* [SHORT PROBLEM]:
Copy the records from the first line up to and including the line with "- left-arrow-icon: [515, 467, 679, 511]", swapping "bounding box" for "enclosing box" and keeping everything else the same.

Element location data:

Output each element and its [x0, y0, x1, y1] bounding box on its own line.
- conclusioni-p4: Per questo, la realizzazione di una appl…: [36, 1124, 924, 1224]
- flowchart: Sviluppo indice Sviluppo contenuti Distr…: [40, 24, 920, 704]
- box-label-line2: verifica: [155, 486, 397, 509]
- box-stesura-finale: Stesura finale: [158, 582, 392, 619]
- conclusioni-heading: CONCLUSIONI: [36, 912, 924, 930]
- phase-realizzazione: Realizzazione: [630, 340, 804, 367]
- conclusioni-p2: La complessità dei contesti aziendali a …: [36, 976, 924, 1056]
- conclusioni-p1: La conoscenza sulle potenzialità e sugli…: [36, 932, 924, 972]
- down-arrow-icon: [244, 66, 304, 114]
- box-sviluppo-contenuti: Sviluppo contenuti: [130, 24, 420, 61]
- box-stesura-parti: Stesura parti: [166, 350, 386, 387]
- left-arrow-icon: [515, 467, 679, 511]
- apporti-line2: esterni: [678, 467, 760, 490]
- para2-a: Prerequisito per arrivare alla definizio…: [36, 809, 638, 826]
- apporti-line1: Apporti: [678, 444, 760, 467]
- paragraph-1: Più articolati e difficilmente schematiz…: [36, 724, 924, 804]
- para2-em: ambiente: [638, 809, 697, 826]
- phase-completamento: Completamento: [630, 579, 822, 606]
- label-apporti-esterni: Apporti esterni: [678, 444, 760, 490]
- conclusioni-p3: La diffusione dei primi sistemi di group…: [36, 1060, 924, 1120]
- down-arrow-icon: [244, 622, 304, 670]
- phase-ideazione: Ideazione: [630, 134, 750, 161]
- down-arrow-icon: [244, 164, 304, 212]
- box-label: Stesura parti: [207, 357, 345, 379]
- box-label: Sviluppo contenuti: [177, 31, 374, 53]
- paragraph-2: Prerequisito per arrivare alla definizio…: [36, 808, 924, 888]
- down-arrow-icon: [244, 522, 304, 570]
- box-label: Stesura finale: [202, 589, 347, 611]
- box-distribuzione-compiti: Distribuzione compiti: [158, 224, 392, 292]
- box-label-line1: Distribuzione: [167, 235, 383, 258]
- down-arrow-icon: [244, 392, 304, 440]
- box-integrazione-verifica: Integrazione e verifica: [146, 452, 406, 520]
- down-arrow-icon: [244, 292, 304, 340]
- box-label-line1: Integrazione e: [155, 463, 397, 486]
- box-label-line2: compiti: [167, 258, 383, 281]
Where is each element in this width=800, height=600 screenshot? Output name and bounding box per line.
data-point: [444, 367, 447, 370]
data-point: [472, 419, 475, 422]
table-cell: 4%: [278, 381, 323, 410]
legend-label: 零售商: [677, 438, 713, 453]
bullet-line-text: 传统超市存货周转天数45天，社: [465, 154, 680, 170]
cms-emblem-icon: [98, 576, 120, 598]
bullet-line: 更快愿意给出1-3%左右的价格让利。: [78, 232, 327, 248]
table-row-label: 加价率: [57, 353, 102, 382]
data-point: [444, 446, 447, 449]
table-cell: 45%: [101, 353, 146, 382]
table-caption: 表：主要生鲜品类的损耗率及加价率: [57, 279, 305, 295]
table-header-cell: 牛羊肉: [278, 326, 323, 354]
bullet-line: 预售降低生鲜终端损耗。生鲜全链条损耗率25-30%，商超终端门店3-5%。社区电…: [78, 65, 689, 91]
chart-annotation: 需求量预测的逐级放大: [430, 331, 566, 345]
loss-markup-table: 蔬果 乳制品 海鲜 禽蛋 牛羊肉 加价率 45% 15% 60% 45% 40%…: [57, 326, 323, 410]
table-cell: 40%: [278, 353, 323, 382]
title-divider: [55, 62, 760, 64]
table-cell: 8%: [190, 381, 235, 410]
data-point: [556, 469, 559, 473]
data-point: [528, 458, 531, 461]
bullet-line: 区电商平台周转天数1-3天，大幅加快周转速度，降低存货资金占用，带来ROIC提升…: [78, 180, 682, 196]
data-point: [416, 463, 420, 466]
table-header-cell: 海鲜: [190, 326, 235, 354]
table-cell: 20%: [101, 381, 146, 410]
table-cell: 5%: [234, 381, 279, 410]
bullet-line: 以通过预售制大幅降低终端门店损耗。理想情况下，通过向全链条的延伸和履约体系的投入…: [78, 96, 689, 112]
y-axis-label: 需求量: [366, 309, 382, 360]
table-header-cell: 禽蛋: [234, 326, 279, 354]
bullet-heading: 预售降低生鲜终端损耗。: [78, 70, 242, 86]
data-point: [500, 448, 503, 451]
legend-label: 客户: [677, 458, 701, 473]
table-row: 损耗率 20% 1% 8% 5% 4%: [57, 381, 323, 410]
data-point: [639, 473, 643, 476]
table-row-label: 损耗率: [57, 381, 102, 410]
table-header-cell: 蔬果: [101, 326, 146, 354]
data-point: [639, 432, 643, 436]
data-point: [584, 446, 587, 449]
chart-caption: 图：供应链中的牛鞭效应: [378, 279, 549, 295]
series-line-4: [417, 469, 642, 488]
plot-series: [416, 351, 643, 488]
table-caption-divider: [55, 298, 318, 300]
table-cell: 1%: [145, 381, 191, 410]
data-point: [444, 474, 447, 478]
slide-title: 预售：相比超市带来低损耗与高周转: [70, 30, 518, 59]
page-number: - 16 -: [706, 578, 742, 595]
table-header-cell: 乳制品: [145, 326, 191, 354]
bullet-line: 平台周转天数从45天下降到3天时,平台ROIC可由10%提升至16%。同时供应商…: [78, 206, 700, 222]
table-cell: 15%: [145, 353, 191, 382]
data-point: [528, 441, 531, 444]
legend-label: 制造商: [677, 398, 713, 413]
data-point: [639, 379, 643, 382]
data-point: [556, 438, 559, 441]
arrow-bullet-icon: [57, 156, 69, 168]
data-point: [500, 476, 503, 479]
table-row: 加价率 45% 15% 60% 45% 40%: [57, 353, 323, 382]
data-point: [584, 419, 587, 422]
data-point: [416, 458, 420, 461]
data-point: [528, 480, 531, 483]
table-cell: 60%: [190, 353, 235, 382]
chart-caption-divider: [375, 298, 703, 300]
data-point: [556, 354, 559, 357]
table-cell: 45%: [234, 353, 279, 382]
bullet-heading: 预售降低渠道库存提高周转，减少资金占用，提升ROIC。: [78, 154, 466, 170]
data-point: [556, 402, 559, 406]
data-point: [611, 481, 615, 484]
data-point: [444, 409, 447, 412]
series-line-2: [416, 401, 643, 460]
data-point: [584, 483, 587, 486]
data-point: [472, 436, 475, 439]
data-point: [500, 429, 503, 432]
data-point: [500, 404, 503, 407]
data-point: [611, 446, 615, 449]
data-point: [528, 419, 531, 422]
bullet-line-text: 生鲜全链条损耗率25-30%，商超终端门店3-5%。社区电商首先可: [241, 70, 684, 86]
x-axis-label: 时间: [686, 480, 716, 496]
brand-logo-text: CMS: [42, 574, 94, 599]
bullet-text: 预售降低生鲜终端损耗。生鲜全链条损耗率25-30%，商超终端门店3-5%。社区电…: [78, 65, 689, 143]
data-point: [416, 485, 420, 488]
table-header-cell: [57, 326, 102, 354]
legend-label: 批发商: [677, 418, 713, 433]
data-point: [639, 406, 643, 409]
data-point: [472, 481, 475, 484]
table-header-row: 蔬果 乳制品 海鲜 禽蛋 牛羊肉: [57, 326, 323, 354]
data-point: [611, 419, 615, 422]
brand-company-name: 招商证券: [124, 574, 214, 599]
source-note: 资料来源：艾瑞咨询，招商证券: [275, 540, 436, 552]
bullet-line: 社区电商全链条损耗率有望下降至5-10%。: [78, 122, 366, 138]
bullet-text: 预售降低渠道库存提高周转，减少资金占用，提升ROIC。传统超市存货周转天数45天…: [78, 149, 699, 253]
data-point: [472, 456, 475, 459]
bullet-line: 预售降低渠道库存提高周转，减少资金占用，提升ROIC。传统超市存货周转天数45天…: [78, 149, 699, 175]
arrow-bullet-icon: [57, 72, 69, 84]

* [ANSWER TO THE TASK]:
Output each element and its [x0, y0, x1, y1] enclosing box on its own line.
- conclusioni-p4: Per questo, la realizzazione di una appl…: [36, 1124, 924, 1224]
- flowchart: Sviluppo indice Sviluppo contenuti Distr…: [40, 24, 920, 704]
- box-label-line2: verifica: [155, 486, 397, 509]
- box-stesura-finale: Stesura finale: [158, 582, 392, 619]
- conclusioni-heading: CONCLUSIONI: [36, 912, 924, 930]
- phase-realizzazione: Realizzazione: [630, 340, 804, 367]
- conclusioni-p2: La complessità dei contesti aziendali a …: [36, 976, 924, 1056]
- conclusioni-p1: La conoscenza sulle potenzialità e sugli…: [36, 932, 924, 972]
- down-arrow-icon: [244, 66, 304, 114]
- box-sviluppo-contenuti: Sviluppo contenuti: [130, 24, 420, 61]
- box-stesura-parti: Stesura parti: [166, 350, 386, 387]
- left-arrow-icon: [515, 467, 679, 511]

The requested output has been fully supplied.